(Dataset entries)
= = = =

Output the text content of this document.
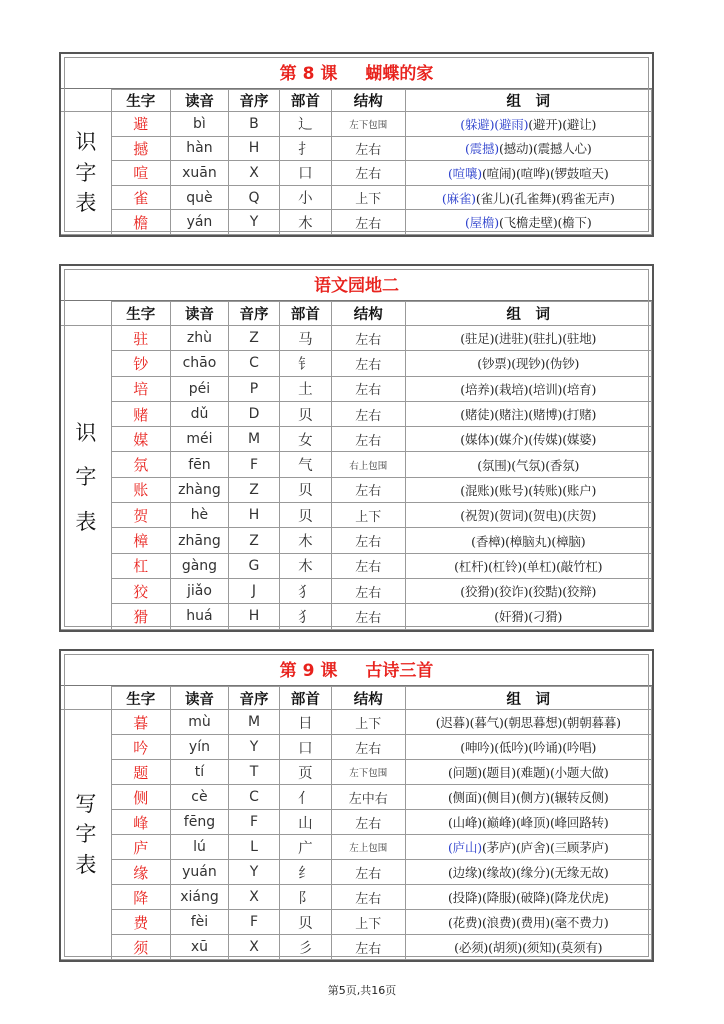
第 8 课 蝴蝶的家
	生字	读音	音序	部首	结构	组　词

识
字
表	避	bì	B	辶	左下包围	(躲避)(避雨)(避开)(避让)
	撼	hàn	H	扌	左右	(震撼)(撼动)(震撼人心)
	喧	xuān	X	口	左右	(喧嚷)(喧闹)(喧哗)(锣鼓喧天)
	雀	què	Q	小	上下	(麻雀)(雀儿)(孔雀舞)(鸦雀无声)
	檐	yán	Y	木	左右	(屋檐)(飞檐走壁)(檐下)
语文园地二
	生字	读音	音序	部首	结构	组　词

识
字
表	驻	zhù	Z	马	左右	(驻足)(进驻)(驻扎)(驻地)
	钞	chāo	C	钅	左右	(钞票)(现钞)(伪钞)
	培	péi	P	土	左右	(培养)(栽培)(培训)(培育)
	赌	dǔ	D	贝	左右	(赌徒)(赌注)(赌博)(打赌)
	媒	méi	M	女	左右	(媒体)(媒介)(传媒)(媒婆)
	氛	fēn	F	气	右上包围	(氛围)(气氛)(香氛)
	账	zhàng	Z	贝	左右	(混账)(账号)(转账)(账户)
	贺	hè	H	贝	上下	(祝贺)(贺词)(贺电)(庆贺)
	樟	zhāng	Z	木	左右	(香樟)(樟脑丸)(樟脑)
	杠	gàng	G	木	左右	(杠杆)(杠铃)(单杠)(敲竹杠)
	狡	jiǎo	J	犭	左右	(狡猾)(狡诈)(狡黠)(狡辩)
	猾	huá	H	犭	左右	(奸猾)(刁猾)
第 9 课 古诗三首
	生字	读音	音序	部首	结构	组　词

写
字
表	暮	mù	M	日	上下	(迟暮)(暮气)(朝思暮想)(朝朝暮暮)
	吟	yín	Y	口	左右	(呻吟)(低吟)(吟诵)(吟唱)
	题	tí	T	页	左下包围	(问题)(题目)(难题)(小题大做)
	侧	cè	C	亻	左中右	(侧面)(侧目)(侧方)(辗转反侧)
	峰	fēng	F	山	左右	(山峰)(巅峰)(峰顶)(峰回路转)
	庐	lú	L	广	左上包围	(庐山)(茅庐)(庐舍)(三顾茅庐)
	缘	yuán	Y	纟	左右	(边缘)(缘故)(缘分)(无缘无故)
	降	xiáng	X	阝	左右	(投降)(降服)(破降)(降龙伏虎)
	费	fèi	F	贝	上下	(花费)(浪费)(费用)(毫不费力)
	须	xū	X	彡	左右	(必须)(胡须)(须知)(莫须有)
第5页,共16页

= = = =

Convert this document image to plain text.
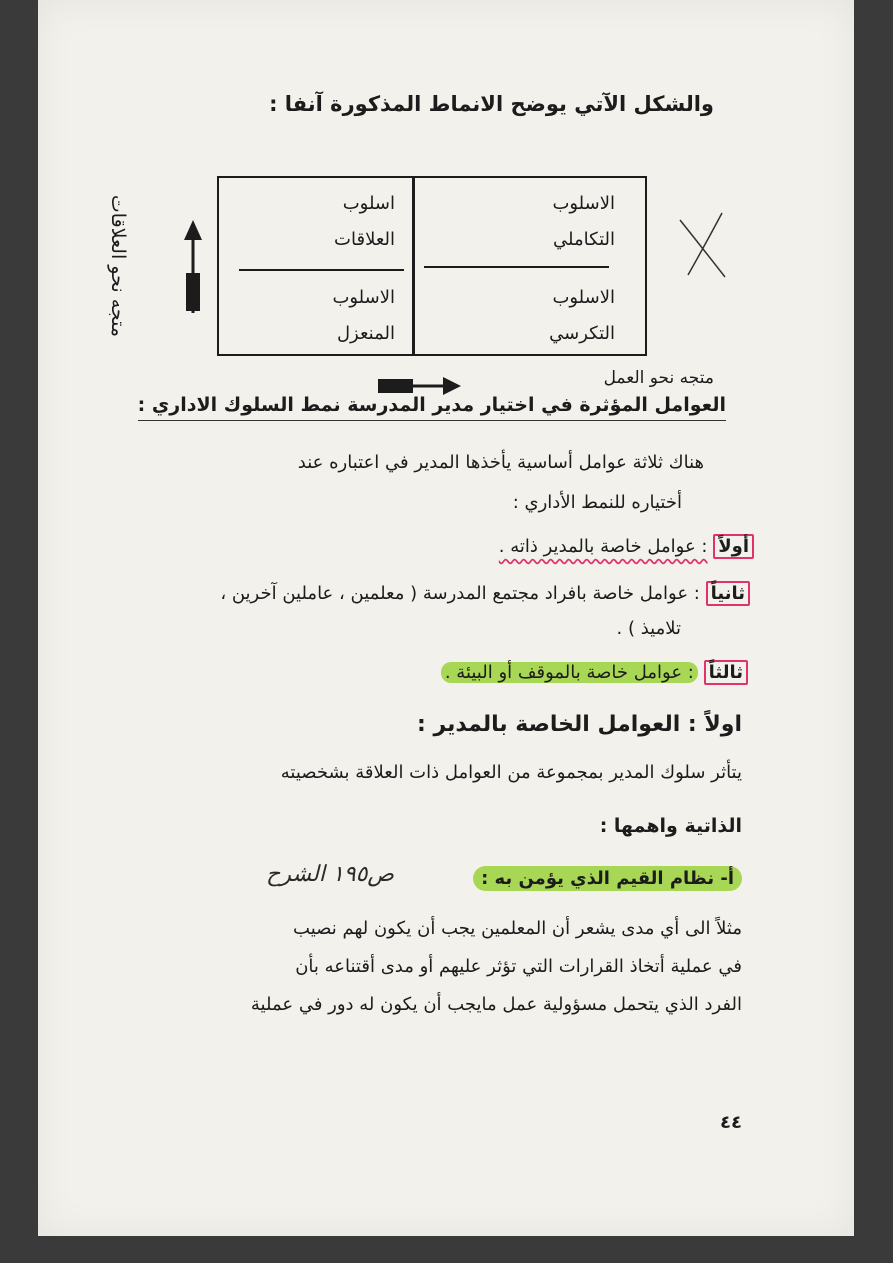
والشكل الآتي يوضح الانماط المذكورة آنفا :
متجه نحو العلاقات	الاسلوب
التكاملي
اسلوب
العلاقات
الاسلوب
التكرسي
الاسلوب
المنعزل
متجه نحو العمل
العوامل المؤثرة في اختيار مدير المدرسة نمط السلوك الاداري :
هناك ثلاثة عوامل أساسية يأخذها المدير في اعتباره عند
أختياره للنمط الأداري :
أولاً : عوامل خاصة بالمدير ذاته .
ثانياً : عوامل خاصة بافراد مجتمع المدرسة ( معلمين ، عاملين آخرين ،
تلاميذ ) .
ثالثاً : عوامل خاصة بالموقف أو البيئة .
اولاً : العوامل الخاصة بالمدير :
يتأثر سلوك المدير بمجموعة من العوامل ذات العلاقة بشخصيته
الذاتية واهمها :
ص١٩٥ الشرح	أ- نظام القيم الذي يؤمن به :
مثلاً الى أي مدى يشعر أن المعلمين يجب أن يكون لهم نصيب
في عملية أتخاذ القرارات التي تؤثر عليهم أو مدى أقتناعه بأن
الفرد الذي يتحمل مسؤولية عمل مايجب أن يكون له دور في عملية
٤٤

= = = =

TASK OBJECTIVE: Find the lines containing "العلاقات" and list every one of them.

COMPLETE RESPONSE:
متجه نحو العلاقات	الاسلوب
العلاقات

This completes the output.